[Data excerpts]
++++++++++

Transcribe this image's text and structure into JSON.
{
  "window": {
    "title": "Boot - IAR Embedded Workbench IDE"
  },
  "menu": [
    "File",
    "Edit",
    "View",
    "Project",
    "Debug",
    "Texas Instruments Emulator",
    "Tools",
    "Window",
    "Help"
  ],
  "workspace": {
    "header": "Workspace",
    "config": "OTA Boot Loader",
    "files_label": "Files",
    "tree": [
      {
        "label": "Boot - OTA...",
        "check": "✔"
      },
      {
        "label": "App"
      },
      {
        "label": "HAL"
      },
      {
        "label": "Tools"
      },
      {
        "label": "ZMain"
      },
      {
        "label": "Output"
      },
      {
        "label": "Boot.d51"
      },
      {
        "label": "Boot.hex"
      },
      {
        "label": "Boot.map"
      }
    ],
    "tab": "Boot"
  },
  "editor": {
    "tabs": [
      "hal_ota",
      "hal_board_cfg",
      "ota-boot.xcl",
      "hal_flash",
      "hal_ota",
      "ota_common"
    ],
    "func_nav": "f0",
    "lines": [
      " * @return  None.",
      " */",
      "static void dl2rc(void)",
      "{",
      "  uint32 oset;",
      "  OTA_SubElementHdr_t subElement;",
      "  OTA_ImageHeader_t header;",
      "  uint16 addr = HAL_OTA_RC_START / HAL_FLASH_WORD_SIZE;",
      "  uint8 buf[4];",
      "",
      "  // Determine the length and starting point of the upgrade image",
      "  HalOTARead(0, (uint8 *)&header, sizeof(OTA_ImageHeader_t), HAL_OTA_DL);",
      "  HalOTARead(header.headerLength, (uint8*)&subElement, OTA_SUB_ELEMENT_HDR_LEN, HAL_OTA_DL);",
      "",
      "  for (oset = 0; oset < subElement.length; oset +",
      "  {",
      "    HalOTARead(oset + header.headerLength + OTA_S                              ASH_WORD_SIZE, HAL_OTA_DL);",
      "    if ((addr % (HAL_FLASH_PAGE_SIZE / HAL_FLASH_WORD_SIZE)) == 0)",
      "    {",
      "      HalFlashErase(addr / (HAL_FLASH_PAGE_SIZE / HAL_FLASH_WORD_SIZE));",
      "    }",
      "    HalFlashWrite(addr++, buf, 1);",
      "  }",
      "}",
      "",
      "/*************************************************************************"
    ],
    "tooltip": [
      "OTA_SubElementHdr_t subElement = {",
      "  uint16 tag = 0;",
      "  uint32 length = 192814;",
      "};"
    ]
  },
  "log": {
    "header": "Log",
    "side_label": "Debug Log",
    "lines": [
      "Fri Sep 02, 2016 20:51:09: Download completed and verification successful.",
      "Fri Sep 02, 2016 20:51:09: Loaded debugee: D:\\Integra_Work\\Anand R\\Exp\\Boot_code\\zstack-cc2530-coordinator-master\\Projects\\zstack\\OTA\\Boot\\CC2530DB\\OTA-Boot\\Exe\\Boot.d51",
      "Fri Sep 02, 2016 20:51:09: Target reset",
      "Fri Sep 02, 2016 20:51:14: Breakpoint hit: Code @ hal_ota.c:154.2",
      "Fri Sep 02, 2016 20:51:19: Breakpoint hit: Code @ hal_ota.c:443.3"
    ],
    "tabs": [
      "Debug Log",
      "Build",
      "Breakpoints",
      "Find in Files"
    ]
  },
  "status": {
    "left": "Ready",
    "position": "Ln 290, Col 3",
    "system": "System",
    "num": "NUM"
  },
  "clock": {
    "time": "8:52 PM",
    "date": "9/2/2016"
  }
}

++++++++++

__What you will do__. All of the data needs to be reproduced exactly, with no line missing.

__Task result__.
Transcribe this image's text and structure into JSON.
{
  "window": {
    "title": "Boot - IAR Embedded Workbench IDE"
  },
  "menu": [
    "File",
    "Edit",
    "View",
    "Project",
    "Debug",
    "Texas Instruments Emulator",
    "Tools",
    "Window",
    "Help"
  ],
  "workspace": {
    "header": "Workspace",
    "config": "OTA Boot Loader",
    "files_label": "Files",
    "tree": [
      {
        "label": "Boot - OTA...",
        "check": "✔"
      },
      {
        "label": "App"
      },
      {
        "label": "HAL"
      },
      {
        "label": "Tools"
      },
      {
        "label": "ZMain"
      },
      {
        "label": "Output"
      },
      {
        "label": "Boot.d51"
      },
      {
        "label": "Boot.hex"
      },
      {
        "label": "Boot.map"
      }
    ],
    "tab": "Boot"
  },
  "editor": {
    "tabs": [
      "hal_ota",
      "hal_board_cfg",
      "ota-boot.xcl",
      "hal_flash",
      "hal_ota",
      "ota_common"
    ],
    "func_nav": "f0",
    "lines": [
      " * @return  None.",
      " */",
      "static void dl2rc(void)",
      "{",
      "  uint32 oset;",
      "  OTA_SubElementHdr_t subElement;",
      "  OTA_ImageHeader_t header;",
      "  uint16 addr = HAL_OTA_RC_START / HAL_FLASH_WORD_SIZE;",
      "  uint8 buf[4];",
      "",
      "  // Determine the length and starting point of the upgrade image",
      "  HalOTARead(0, (uint8 *)&header, sizeof(OTA_ImageHeader_t), HAL_OTA_DL);",
      "  HalOTARead(header.headerLength, (uint8*)&subElement, OTA_SUB_ELEMENT_HDR_LEN, HAL_OTA_DL);",
      "",
      "  for (oset = 0; oset < subElement.length; oset +",
      "  {",
      "    HalOTARead(oset + header.headerLength + OTA_S                              ASH_WORD_SIZE, HAL_OTA_DL);",
      "    if ((addr % (HAL_FLASH_PAGE_SIZE / HAL_FLASH_WORD_SIZE)) == 0)",
      "    {",
      "      HalFlashErase(addr / (HAL_FLASH_PAGE_SIZE / HAL_FLASH_WORD_SIZE));",
      "    }",
      "    HalFlashWrite(addr++, buf, 1);",
      "  }",
      "}",
      "",
      "/*************************************************************************"
    ],
    "tooltip": [
      "OTA_SubElementHdr_t subElement = {",
      "  uint16 tag = 0;",
      "  uint32 length = 192814;",
      "};"
    ]
  },
  "log": {
    "header": "Log",
    "side_label": "Debug Log",
    "lines": [
      "Fri Sep 02, 2016 20:51:09: Download completed and verification successful.",
      "Fri Sep 02, 2016 20:51:09: Loaded debugee: D:\\Integra_Work\\Anand R\\Exp\\Boot_code\\zstack-cc2530-coordinator-master\\Projects\\zstack\\OTA\\Boot\\CC2530DB\\OTA-Boot\\Exe\\Boot.d51",
      "Fri Sep 02, 2016 20:51:09: Target reset",
      "Fri Sep 02, 2016 20:51:14: Breakpoint hit: Code @ hal_ota.c:154.2",
      "Fri Sep 02, 2016 20:51:19: Breakpoint hit: Code @ hal_ota.c:443.3"
    ],
    "tabs": [
      "Debug Log",
      "Build",
      "Breakpoints",
      "Find in Files"
    ]
  },
  "status": {
    "left": "Ready",
    "position": "Ln 290, Col 3",
    "system": "System",
    "num": "NUM"
  },
  "clock": {
    "time": "8:52 PM",
    "date": "9/2/2016"
  }
}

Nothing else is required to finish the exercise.